Layout annotation data
* * * *

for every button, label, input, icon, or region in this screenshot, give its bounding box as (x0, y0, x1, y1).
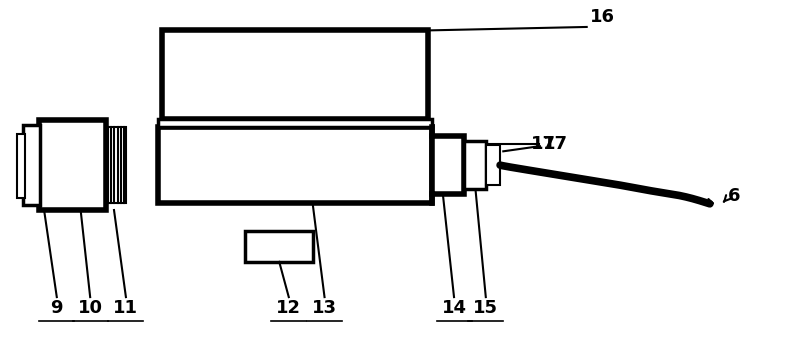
Bar (106, 127, 126, 203)
Text: 10: 10 (78, 299, 102, 318)
Text: 17: 17 (530, 135, 555, 153)
Text: 9: 9 (50, 299, 63, 318)
Bar (38, 120, 106, 210)
Text: 6: 6 (727, 187, 740, 205)
Text: 14: 14 (442, 299, 466, 318)
Text: 15: 15 (474, 299, 498, 318)
Bar (158, 127, 432, 203)
Bar (17, 134, 25, 198)
Bar (245, 231, 313, 262)
Text: 17: 17 (543, 135, 568, 153)
Bar (486, 145, 500, 185)
Bar (162, 31, 428, 119)
Bar (158, 119, 432, 127)
Bar (463, 141, 486, 189)
Bar (432, 136, 463, 194)
Text: 13: 13 (312, 299, 337, 318)
Text: 16: 16 (590, 8, 615, 26)
Text: 12: 12 (276, 299, 302, 318)
Bar (22, 125, 40, 205)
Text: 11: 11 (114, 299, 138, 318)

* * * *

• SET TASK: Identify every line in the data above that contains the string "Text", and copy each of those lines. Treat uppercase and lowercase letters as different.

• THE SOLUTION:
Text: 10: 10 (78, 299, 102, 318)
Text: 17: 17 (530, 135, 555, 153)
Text: 9: 9 (50, 299, 63, 318)
Text: 6: 6 (727, 187, 740, 205)
Text: 14: 14 (442, 299, 466, 318)
Text: 15: 15 (474, 299, 498, 318)
Text: 17: 17 (543, 135, 568, 153)
Text: 13: 13 (312, 299, 337, 318)
Text: 16: 16 (590, 8, 615, 26)
Text: 12: 12 (276, 299, 302, 318)
Text: 11: 11 (114, 299, 138, 318)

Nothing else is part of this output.